# EXERCISE GOAL:
Pick out each line containing the string "title" and copy it.

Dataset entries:
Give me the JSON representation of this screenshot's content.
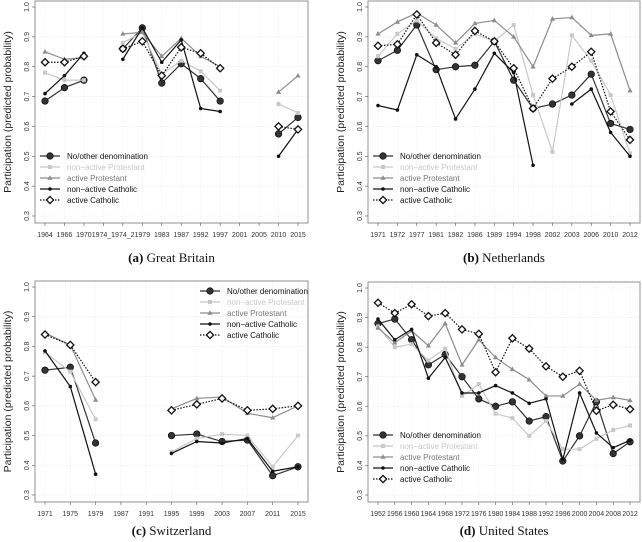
{
  "legend_entries": [
    "No/other denomination",
    "non−active Protestant",
    "active Protestant",
    "non−active Catholic",
    "active Catholic"
  ],
  "series_styles": [
    {
      "color": "#333333",
      "marker": "filled-circle",
      "dash": "solid"
    },
    {
      "color": "#c8c8c8",
      "marker": "square",
      "dash": "solid"
    },
    {
      "color": "#8c8c8c",
      "marker": "triangle",
      "dash": "solid"
    },
    {
      "color": "#111111",
      "marker": "small-dot",
      "dash": "solid"
    },
    {
      "color": "#111111",
      "marker": "open-diamond",
      "dash": "dotted"
    }
  ],
  "chart_data": [
    {
      "type": "line",
      "panel_label": "(a)",
      "title": "Great Britain",
      "ylabel": "Participation (predicted probability)",
      "ylim": [
        0.3,
        1.0
      ],
      "yticks": [
        0.3,
        0.4,
        0.5,
        0.6,
        0.7,
        0.8,
        0.9,
        1.0
      ],
      "grid": true,
      "legend": "bottom-left",
      "categories": [
        "1964",
        "1966",
        "1970",
        "1974_1",
        "1974_2",
        "1979",
        "1983",
        "1987",
        "1992",
        "1997",
        "2001",
        "2005",
        "2010",
        "2015"
      ],
      "series": [
        {
          "name": "No/other denomination",
          "values": [
            0.685,
            0.73,
            0.755,
            null,
            0.86,
            0.93,
            0.745,
            0.81,
            0.76,
            0.685,
            null,
            null,
            0.575,
            0.63
          ]
        },
        {
          "name": "non−active Protestant",
          "values": [
            0.78,
            0.755,
            0.755,
            null,
            0.88,
            0.915,
            0.775,
            0.82,
            0.785,
            0.72,
            null,
            null,
            0.675,
            0.645
          ]
        },
        {
          "name": "active Protestant",
          "values": [
            0.85,
            0.825,
            0.83,
            null,
            0.91,
            0.915,
            0.835,
            0.895,
            0.835,
            0.8,
            null,
            null,
            0.715,
            0.77
          ]
        },
        {
          "name": "non−active Catholic",
          "values": [
            0.71,
            0.77,
            0.845,
            null,
            0.825,
            0.93,
            0.815,
            0.89,
            0.66,
            0.65,
            null,
            null,
            0.5,
            0.59
          ]
        },
        {
          "name": "active Catholic",
          "values": [
            0.815,
            0.815,
            0.835,
            null,
            0.86,
            0.885,
            0.77,
            0.865,
            0.845,
            0.795,
            null,
            null,
            0.6,
            0.59
          ]
        }
      ]
    },
    {
      "type": "line",
      "panel_label": "(b)",
      "title": "Netherlands",
      "ylabel": "Participation (predicted probability)",
      "ylim": [
        0.3,
        1.0
      ],
      "yticks": [
        0.3,
        0.4,
        0.5,
        0.6,
        0.7,
        0.8,
        0.9,
        1.0
      ],
      "grid": true,
      "legend": "bottom-left",
      "categories": [
        "1971",
        "1972",
        "1977",
        "1981",
        "1982",
        "1986",
        "1989",
        "1994",
        "1998",
        "2002",
        "2003",
        "2006",
        "2010",
        "2012"
      ],
      "series": [
        {
          "name": "No/other denomination",
          "values": [
            0.82,
            0.855,
            0.94,
            0.79,
            0.8,
            0.805,
            0.885,
            0.755,
            0.66,
            0.675,
            0.705,
            0.775,
            0.61,
            0.59
          ]
        },
        {
          "name": "non−active Protestant",
          "values": [
            0.835,
            0.91,
            0.955,
            0.895,
            0.86,
            0.91,
            0.885,
            0.94,
            0.705,
            0.515,
            0.905,
            0.82,
            0.705,
            0.51
          ]
        },
        {
          "name": "active Protestant",
          "values": [
            0.91,
            0.95,
            0.98,
            0.94,
            0.88,
            0.945,
            0.955,
            0.9,
            0.8,
            0.96,
            0.965,
            0.905,
            0.91,
            0.72
          ]
        },
        {
          "name": "non−active Catholic",
          "values": [
            0.67,
            0.655,
            0.84,
            0.8,
            0.625,
            0.725,
            0.845,
            0.78,
            0.47,
            null,
            0.675,
            0.725,
            0.58,
            0.5
          ]
        },
        {
          "name": "active Catholic",
          "values": [
            0.87,
            0.875,
            0.975,
            0.88,
            0.84,
            0.92,
            0.885,
            0.795,
            0.66,
            0.76,
            0.8,
            0.85,
            0.65,
            0.555
          ]
        }
      ]
    },
    {
      "type": "line",
      "panel_label": "(c)",
      "title": "Switzerland",
      "ylabel": "Participation (predicted probability)",
      "ylim": [
        0.3,
        1.0
      ],
      "yticks": [
        0.3,
        0.4,
        0.5,
        0.6,
        0.7,
        0.8,
        0.9,
        1.0
      ],
      "grid": true,
      "legend": "top-right",
      "categories": [
        "1971",
        "1975",
        "1979",
        "1987",
        "1991",
        "1995",
        "1999",
        "2003",
        "2007",
        "2011",
        "2015"
      ],
      "series": [
        {
          "name": "No/other denomination",
          "values": [
            0.72,
            0.73,
            0.475,
            null,
            null,
            0.5,
            0.505,
            0.48,
            0.485,
            0.365,
            0.395
          ]
        },
        {
          "name": "non−active Protestant",
          "values": [
            0.78,
            0.715,
            0.555,
            null,
            null,
            0.445,
            0.49,
            0.505,
            0.5,
            0.395,
            0.5
          ]
        },
        {
          "name": "active Protestant",
          "values": [
            0.845,
            0.805,
            0.62,
            null,
            null,
            0.59,
            0.625,
            0.63,
            0.575,
            0.56,
            0.6
          ]
        },
        {
          "name": "non−active Catholic",
          "values": [
            0.785,
            0.665,
            0.37,
            null,
            null,
            0.44,
            0.48,
            0.475,
            0.49,
            0.38,
            0.395
          ]
        },
        {
          "name": "active Catholic",
          "values": [
            0.84,
            0.805,
            0.68,
            null,
            null,
            0.585,
            0.605,
            0.625,
            0.585,
            0.59,
            0.6
          ]
        }
      ]
    },
    {
      "type": "line",
      "panel_label": "(d)",
      "title": "United States",
      "ylabel": "Participation (predicted probability)",
      "ylim": [
        0.3,
        1.0
      ],
      "yticks": [
        0.3,
        0.4,
        0.5,
        0.6,
        0.7,
        0.8,
        0.9,
        1.0
      ],
      "grid": true,
      "legend": "bottom-left",
      "categories": [
        "1952",
        "1956",
        "1960",
        "1964",
        "1968",
        "1972",
        "1976",
        "1980",
        "1984",
        "1988",
        "1992",
        "1996",
        "2000",
        "2004",
        "2008",
        "2012"
      ],
      "series": [
        {
          "name": "No/other denomination",
          "values": [
            0.88,
            0.895,
            0.825,
            0.74,
            0.775,
            0.7,
            0.625,
            0.6,
            0.615,
            0.55,
            0.565,
            0.415,
            0.5,
            0.615,
            0.44,
            0.48
          ]
        },
        {
          "name": "non−active Protestant",
          "values": [
            0.87,
            0.8,
            0.81,
            0.755,
            0.795,
            0.635,
            0.675,
            0.575,
            0.56,
            0.5,
            0.55,
            0.455,
            0.455,
            0.49,
            0.52,
            0.535
          ]
        },
        {
          "name": "active Protestant",
          "values": [
            0.865,
            0.815,
            0.855,
            0.805,
            0.88,
            0.74,
            0.825,
            0.765,
            0.725,
            0.69,
            0.635,
            0.635,
            0.675,
            0.62,
            0.63,
            0.62
          ]
        },
        {
          "name": "non−active Catholic",
          "values": [
            0.895,
            0.825,
            0.86,
            0.695,
            0.765,
            0.645,
            0.645,
            0.67,
            0.645,
            0.61,
            0.625,
            0.42,
            0.645,
            0.51,
            0.46,
            0.485
          ]
        },
        {
          "name": "active Catholic",
          "values": [
            0.95,
            0.915,
            0.945,
            0.905,
            0.915,
            0.86,
            0.845,
            0.715,
            0.83,
            0.795,
            0.735,
            0.7,
            0.72,
            0.585,
            0.605,
            0.59
          ]
        }
      ]
    }
  ]
}
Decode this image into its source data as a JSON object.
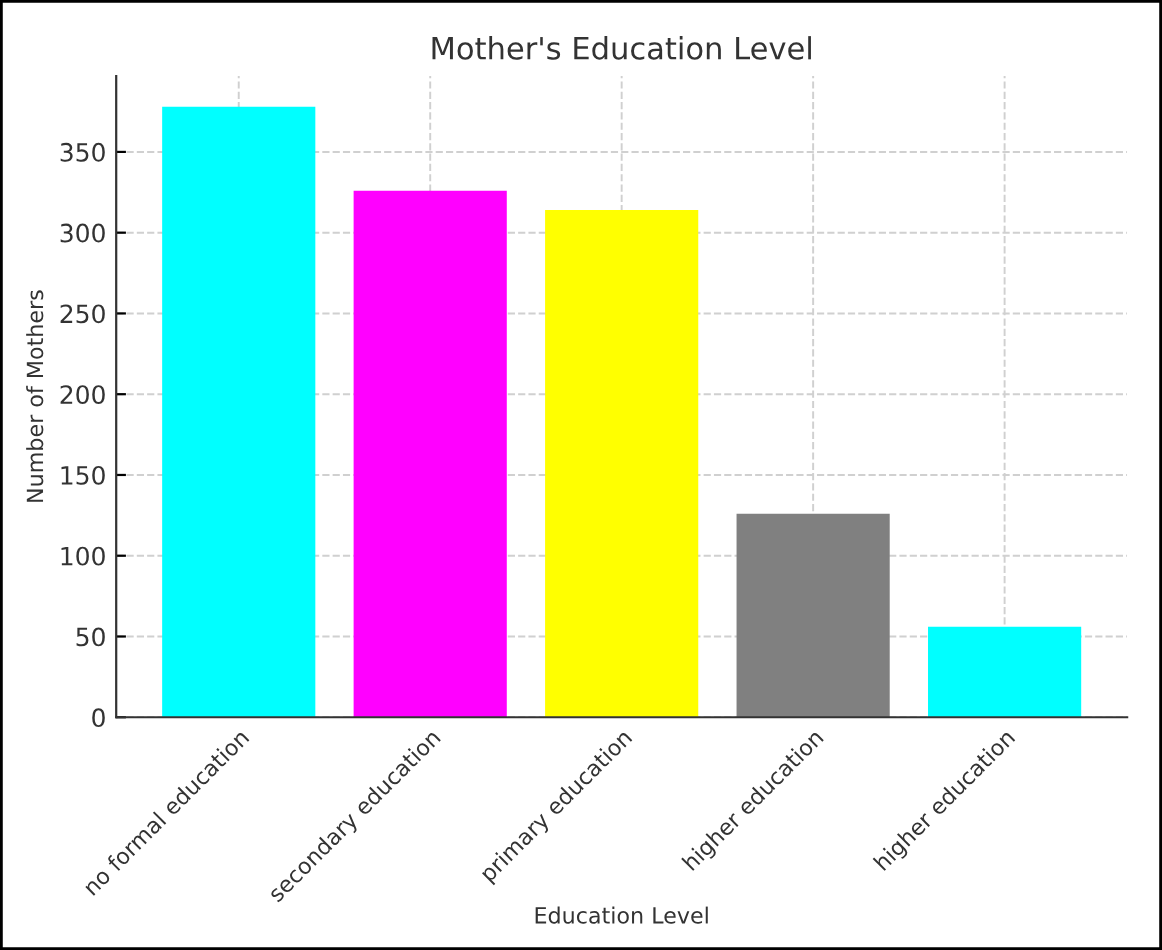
{
  "chart_data": {
    "type": "bar",
    "title": "Mother's Education Level",
    "xlabel": "Education Level",
    "ylabel": "Number of Mothers",
    "categories": [
      "no formal education",
      "secondary education",
      "primary education",
      "higher education",
      "higher education"
    ],
    "values": [
      378,
      326,
      314,
      126,
      56
    ],
    "colors": [
      "#00ffff",
      "#ff00ff",
      "#ffff00",
      "#808080",
      "#00ffff"
    ],
    "ylim": [
      0,
      397
    ],
    "yticks": [
      0,
      50,
      100,
      150,
      200,
      250,
      300,
      350
    ],
    "grid": true
  }
}
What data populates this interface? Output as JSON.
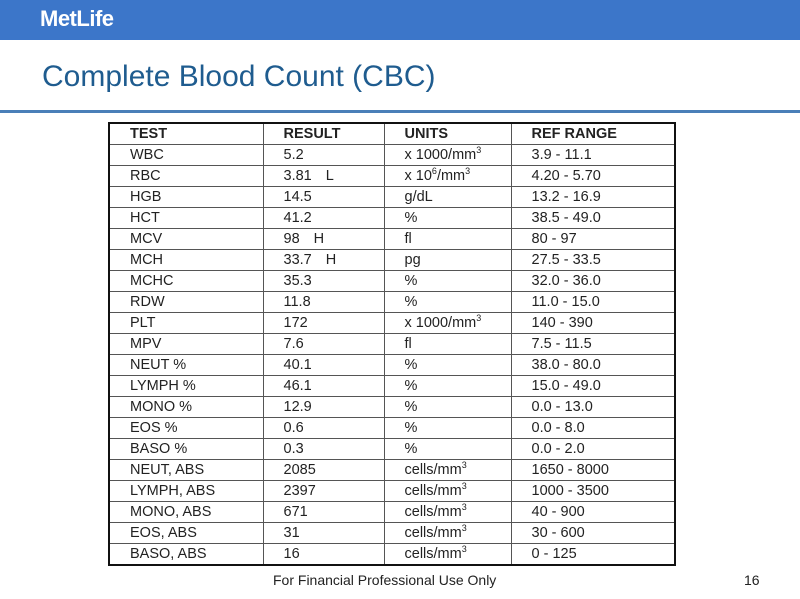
{
  "header": {
    "logo": "MetLife",
    "title": "Complete Blood Count (CBC)"
  },
  "table": {
    "columns": [
      "TEST",
      "RESULT",
      "UNITS",
      "REF RANGE"
    ],
    "rows": [
      {
        "test": "WBC",
        "result": "5.2",
        "flag": "",
        "unit": "x 1000/mm",
        "sup": "3",
        "unit2": "",
        "sup2": "",
        "range": "3.9 - 11.1"
      },
      {
        "test": "RBC",
        "result": "3.81",
        "flag": "L",
        "unit": "x 10",
        "sup": "6",
        "unit2": "/mm",
        "sup2": "3",
        "range": "4.20 - 5.70"
      },
      {
        "test": "HGB",
        "result": "14.5",
        "flag": "",
        "unit": "g/dL",
        "sup": "",
        "unit2": "",
        "sup2": "",
        "range": "13.2 - 16.9"
      },
      {
        "test": "HCT",
        "result": "41.2",
        "flag": "",
        "unit": "%",
        "sup": "",
        "unit2": "",
        "sup2": "",
        "range": "38.5 - 49.0"
      },
      {
        "test": "MCV",
        "result": "98",
        "flag": "H",
        "unit": "fl",
        "sup": "",
        "unit2": "",
        "sup2": "",
        "range": "80 - 97"
      },
      {
        "test": "MCH",
        "result": "33.7",
        "flag": "H",
        "unit": "pg",
        "sup": "",
        "unit2": "",
        "sup2": "",
        "range": "27.5 - 33.5"
      },
      {
        "test": "MCHC",
        "result": "35.3",
        "flag": "",
        "unit": "%",
        "sup": "",
        "unit2": "",
        "sup2": "",
        "range": "32.0 - 36.0"
      },
      {
        "test": "RDW",
        "result": "11.8",
        "flag": "",
        "unit": "%",
        "sup": "",
        "unit2": "",
        "sup2": "",
        "range": "11.0 - 15.0"
      },
      {
        "test": "PLT",
        "result": "172",
        "flag": "",
        "unit": "x 1000/mm",
        "sup": "3",
        "unit2": "",
        "sup2": "",
        "range": "140 - 390"
      },
      {
        "test": "MPV",
        "result": "7.6",
        "flag": "",
        "unit": "fl",
        "sup": "",
        "unit2": "",
        "sup2": "",
        "range": "7.5 - 11.5"
      },
      {
        "test": "NEUT %",
        "result": "40.1",
        "flag": "",
        "unit": "%",
        "sup": "",
        "unit2": "",
        "sup2": "",
        "range": "38.0 - 80.0"
      },
      {
        "test": "LYMPH %",
        "result": "46.1",
        "flag": "",
        "unit": "%",
        "sup": "",
        "unit2": "",
        "sup2": "",
        "range": "15.0 - 49.0"
      },
      {
        "test": "MONO %",
        "result": "12.9",
        "flag": "",
        "unit": "%",
        "sup": "",
        "unit2": "",
        "sup2": "",
        "range": "0.0 - 13.0"
      },
      {
        "test": "EOS %",
        "result": "0.6",
        "flag": "",
        "unit": "%",
        "sup": "",
        "unit2": "",
        "sup2": "",
        "range": "0.0 - 8.0"
      },
      {
        "test": "BASO %",
        "result": "0.3",
        "flag": "",
        "unit": "%",
        "sup": "",
        "unit2": "",
        "sup2": "",
        "range": "0.0 - 2.0"
      },
      {
        "test": "NEUT, ABS",
        "result": "2085",
        "flag": "",
        "unit": "cells/mm",
        "sup": "3",
        "unit2": "",
        "sup2": "",
        "range": "1650 - 8000"
      },
      {
        "test": "LYMPH, ABS",
        "result": "2397",
        "flag": "",
        "unit": "cells/mm",
        "sup": "3",
        "unit2": "",
        "sup2": "",
        "range": "1000 - 3500"
      },
      {
        "test": "MONO, ABS",
        "result": "671",
        "flag": "",
        "unit": "cells/mm",
        "sup": "3",
        "unit2": "",
        "sup2": "",
        "range": "40 - 900"
      },
      {
        "test": "EOS, ABS",
        "result": "31",
        "flag": "",
        "unit": "cells/mm",
        "sup": "3",
        "unit2": "",
        "sup2": "",
        "range": "30 - 600"
      },
      {
        "test": "BASO, ABS",
        "result": "16",
        "flag": "",
        "unit": "cells/mm",
        "sup": "3",
        "unit2": "",
        "sup2": "",
        "range": "0 - 125"
      }
    ]
  },
  "footer": {
    "text": "For Financial Professional Use Only",
    "page": "16"
  }
}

# REPLY:
      "title": "Great Britain",
      "title": "Netherlands",
      "title": "Switzerland",
      "title": "United States",
    "title": "Mother's Education Level",
    "title": "Complete Blood Count (CBC)"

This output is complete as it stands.